◆ The request: Can you edit the records from the line with "Patent image size: (535, 432)." to the line with "The bag 112 is at (321, 192).", replacing "baggage scanner" with "luggage scanner" and changing nothing else? Return only those lines.

◆ Task inputs:
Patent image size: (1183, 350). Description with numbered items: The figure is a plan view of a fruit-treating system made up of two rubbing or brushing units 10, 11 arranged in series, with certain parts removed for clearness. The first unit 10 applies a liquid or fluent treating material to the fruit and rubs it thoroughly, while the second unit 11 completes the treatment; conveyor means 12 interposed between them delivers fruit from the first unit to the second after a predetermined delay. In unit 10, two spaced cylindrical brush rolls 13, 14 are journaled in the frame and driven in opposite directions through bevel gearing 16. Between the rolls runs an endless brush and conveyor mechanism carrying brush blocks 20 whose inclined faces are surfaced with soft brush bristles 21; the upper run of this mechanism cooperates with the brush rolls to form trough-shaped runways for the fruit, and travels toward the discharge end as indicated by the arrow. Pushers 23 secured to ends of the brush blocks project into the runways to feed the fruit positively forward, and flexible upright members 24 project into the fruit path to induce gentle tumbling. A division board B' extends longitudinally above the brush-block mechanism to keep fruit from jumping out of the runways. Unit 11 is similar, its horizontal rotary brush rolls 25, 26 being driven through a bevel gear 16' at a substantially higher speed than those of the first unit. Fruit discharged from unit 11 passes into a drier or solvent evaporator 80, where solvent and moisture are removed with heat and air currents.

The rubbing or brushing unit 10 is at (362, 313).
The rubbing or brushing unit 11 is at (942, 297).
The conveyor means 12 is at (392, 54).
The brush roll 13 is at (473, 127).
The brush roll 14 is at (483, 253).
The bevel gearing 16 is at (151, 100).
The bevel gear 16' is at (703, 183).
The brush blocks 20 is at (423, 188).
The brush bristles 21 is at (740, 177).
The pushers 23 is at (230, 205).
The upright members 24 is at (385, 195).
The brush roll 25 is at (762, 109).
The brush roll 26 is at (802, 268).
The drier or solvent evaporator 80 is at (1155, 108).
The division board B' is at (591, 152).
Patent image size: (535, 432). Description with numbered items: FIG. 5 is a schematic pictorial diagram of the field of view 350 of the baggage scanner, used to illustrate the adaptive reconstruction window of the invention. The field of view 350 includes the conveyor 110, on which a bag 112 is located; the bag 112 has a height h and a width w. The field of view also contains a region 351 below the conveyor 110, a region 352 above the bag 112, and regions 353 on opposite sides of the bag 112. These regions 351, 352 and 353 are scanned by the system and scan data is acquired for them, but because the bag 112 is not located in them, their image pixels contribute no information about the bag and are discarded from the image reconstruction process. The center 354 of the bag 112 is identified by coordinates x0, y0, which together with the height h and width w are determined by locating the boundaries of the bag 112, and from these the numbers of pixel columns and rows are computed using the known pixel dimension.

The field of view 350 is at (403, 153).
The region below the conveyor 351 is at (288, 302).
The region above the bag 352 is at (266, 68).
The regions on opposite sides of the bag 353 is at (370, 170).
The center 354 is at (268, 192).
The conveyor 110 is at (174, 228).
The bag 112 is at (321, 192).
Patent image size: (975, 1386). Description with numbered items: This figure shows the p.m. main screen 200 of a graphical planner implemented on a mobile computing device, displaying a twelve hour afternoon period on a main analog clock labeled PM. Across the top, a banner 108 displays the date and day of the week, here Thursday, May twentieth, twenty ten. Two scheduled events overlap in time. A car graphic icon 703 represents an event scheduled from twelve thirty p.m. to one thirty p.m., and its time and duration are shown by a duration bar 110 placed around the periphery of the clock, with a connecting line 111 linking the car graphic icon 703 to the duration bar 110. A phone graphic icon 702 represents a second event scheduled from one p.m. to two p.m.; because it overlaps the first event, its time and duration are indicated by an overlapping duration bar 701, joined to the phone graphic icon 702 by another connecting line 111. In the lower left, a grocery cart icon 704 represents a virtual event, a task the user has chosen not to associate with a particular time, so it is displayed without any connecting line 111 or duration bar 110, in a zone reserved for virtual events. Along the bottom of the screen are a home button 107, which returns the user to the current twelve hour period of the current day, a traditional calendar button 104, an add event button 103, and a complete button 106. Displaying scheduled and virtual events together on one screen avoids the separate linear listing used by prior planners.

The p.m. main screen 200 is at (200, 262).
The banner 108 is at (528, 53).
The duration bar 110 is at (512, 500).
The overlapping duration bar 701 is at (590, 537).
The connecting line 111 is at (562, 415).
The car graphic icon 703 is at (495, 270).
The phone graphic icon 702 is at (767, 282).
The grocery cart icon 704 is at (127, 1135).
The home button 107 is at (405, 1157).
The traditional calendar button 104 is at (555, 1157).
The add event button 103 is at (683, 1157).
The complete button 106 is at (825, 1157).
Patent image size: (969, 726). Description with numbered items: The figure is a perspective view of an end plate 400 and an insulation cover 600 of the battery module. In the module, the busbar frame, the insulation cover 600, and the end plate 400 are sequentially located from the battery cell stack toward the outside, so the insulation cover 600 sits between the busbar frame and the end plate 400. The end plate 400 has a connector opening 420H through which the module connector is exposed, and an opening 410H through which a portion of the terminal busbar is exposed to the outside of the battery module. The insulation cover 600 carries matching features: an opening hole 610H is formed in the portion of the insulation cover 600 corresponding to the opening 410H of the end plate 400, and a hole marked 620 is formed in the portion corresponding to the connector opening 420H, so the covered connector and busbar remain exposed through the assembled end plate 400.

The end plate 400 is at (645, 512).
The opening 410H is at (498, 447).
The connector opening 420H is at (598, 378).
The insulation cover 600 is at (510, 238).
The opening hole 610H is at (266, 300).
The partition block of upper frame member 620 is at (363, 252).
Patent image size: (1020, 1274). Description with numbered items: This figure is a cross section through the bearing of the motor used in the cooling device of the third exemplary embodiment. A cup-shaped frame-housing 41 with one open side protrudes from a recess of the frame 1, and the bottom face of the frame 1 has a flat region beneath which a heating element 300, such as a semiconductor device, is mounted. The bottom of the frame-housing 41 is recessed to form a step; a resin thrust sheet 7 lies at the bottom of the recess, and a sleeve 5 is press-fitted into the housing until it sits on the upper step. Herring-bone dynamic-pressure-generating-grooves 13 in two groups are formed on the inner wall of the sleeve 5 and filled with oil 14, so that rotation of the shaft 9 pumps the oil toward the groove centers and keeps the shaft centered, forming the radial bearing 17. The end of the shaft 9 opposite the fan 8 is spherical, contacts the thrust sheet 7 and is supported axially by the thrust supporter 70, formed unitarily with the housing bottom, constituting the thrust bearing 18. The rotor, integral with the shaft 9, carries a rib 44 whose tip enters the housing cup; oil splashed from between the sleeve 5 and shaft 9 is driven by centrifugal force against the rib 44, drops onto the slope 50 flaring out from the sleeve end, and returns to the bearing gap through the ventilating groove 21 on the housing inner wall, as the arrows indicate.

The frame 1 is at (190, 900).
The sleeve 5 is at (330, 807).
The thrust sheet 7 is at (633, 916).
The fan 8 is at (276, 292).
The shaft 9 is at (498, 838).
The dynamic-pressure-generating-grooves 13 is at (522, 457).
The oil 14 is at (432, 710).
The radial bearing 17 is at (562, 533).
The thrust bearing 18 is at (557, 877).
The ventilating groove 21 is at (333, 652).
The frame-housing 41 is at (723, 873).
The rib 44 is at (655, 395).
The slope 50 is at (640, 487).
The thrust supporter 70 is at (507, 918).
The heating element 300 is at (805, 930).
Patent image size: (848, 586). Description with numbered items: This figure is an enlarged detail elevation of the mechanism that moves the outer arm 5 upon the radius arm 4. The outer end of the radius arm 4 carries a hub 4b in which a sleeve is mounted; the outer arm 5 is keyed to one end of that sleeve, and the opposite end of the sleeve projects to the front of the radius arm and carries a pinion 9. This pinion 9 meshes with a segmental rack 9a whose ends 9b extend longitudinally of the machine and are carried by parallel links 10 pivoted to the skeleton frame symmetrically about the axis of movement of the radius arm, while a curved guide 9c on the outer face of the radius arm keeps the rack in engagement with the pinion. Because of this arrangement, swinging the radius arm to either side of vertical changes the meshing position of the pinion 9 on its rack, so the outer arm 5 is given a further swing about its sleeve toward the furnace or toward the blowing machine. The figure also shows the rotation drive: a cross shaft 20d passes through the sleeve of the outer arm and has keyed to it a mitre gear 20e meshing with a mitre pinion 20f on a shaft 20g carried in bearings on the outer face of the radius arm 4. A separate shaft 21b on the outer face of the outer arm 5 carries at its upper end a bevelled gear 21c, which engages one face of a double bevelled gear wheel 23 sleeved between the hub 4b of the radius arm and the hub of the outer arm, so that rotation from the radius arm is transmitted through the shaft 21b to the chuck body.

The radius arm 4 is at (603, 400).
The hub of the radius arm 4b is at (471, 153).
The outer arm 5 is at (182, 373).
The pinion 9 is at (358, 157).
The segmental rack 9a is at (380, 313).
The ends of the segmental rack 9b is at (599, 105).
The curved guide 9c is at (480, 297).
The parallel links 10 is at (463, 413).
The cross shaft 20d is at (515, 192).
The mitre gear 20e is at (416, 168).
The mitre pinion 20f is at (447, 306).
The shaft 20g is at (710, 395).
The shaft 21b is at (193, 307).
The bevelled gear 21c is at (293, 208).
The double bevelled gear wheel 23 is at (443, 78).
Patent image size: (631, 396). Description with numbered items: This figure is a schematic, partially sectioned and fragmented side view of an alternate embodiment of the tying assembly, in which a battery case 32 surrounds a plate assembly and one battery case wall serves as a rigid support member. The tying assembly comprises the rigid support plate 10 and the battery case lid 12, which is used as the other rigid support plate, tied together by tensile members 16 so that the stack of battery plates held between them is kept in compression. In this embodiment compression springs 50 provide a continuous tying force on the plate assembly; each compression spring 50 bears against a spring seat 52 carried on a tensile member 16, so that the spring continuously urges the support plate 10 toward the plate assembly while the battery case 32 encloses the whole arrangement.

◆ Result of this exercise:
Patent image size: (535, 432). Description with numbered items: FIG. 5 is a schematic pictorial diagram of the field of view 350 of the luggage scanner, used to illustrate the adaptive reconstruction window of the invention. The field of view 350 includes the conveyor 110, on which a bag 112 is located; the bag 112 has a height h and a width w. The field of view also contains a region 351 below the conveyor 110, a region 352 above the bag 112, and regions 353 on opposite sides of the bag 112. These regions 351, 352 and 353 are scanned by the system and scan data is acquired for them, but because the bag 112 is not located in them, their image pixels contribute no information about the bag and are discarded from the image reconstruction process. The center 354 of the bag 112 is identified by coordinates x0, y0, which together with the height h and width w are determined by locating the boundaries of the bag 112, and from these the numbers of pixel columns and rows are computed using the known pixel dimension.

The field of view 350 is at (403, 153).
The region below the conveyor 351 is at (288, 302).
The region above the bag 352 is at (266, 68).
The regions on opposite sides of the bag 353 is at (370, 170).
The center 354 is at (268, 192).
The conveyor 110 is at (174, 228).
The bag 112 is at (321, 192).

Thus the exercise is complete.